— OBJECTIVE —
List each line holding the string "Prosecution".
:: MATERIAL FOR THIS TASK ::
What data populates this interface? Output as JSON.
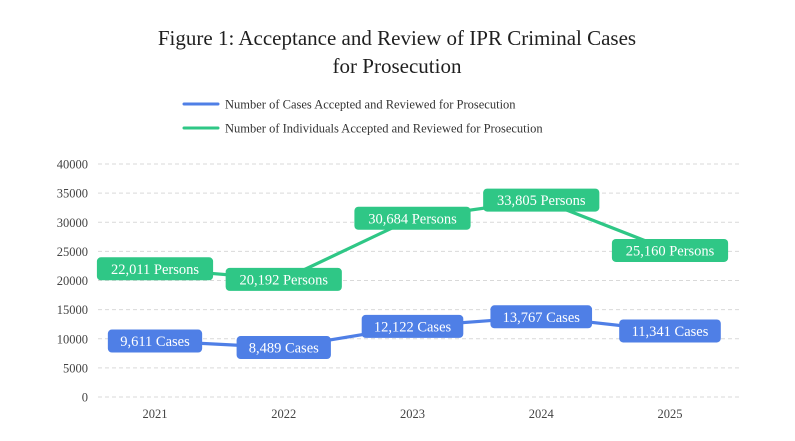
{
  "chart_data": {
    "type": "line",
    "title": [
      "Figure 1: Acceptance and Review of IPR Criminal Cases",
      "for Prosecution"
    ],
    "categories": [
      "2021",
      "2022",
      "2023",
      "2024",
      "2025"
    ],
    "ylim": [
      0,
      40000
    ],
    "yticks": [
      0,
      5000,
      10000,
      15000,
      20000,
      25000,
      30000,
      35000,
      40000
    ],
    "grid": true,
    "legend_position": "top",
    "series": [
      {
        "name": "Number of Cases Accepted and Reviewed for Prosecution",
        "color": "#4f7fe6",
        "values": [
          9611,
          8489,
          12122,
          13767,
          11341
        ],
        "labels": [
          "9,611 Cases",
          "8,489 Cases",
          "12,122 Cases",
          "13,767 Cases",
          "11,341 Cases"
        ]
      },
      {
        "name": "Number of Individuals Accepted and Reviewed for Prosecution",
        "color": "#2fc786",
        "values": [
          22011,
          20192,
          30684,
          33805,
          25160
        ],
        "labels": [
          "22,011 Persons",
          "20,192 Persons",
          "30,684 Persons",
          "33,805 Persons",
          "25,160 Persons"
        ]
      }
    ]
  }
}
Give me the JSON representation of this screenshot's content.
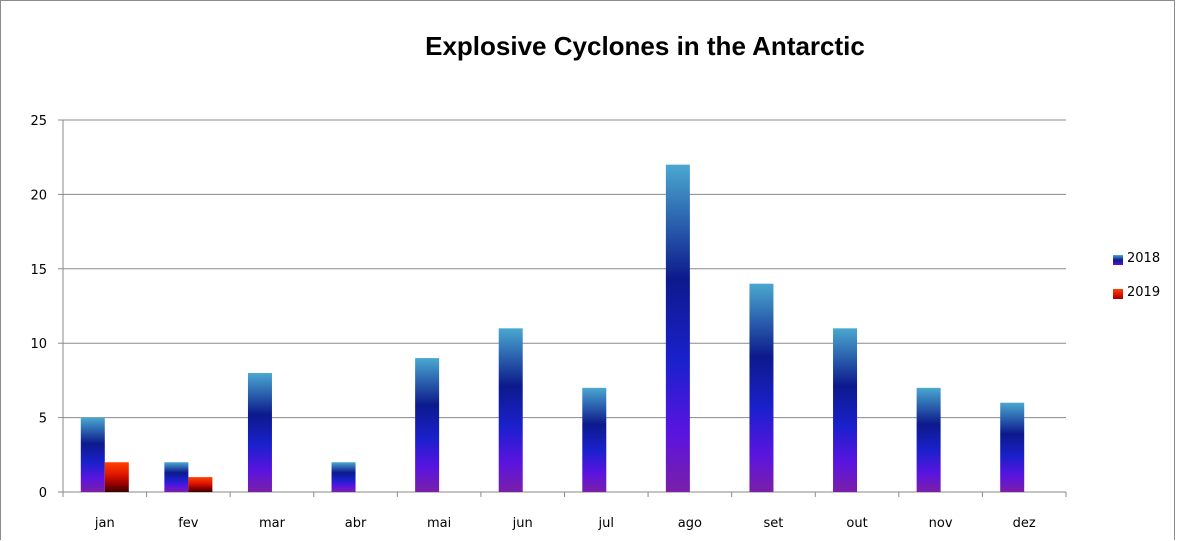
{
  "chart_data": {
    "type": "bar",
    "title": "Explosive Cyclones in the Antarctic",
    "categories": [
      "jan",
      "fev",
      "mar",
      "abr",
      "mai",
      "jun",
      "jul",
      "ago",
      "set",
      "out",
      "nov",
      "dez"
    ],
    "series": [
      {
        "name": "2018",
        "values": [
          5,
          2,
          8,
          2,
          9,
          11,
          7,
          22,
          14,
          11,
          7,
          6
        ],
        "color": "#1a1acc"
      },
      {
        "name": "2019",
        "values": [
          2,
          1,
          0,
          0,
          0,
          0,
          0,
          0,
          0,
          0,
          0,
          0
        ],
        "color": "#e02000"
      }
    ],
    "ylim": [
      0,
      25
    ],
    "yticks": [
      "0",
      "5",
      "10",
      "15",
      "20",
      "25"
    ],
    "grid": true,
    "legend": "right"
  }
}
:::
— FINISHED ANSWER —
      "for Prosecution"
        "name": "Number of Cases Accepted and Reviewed for Prosecution",
        "name": "Number of Individuals Accepted and Reviewed for Prosecution",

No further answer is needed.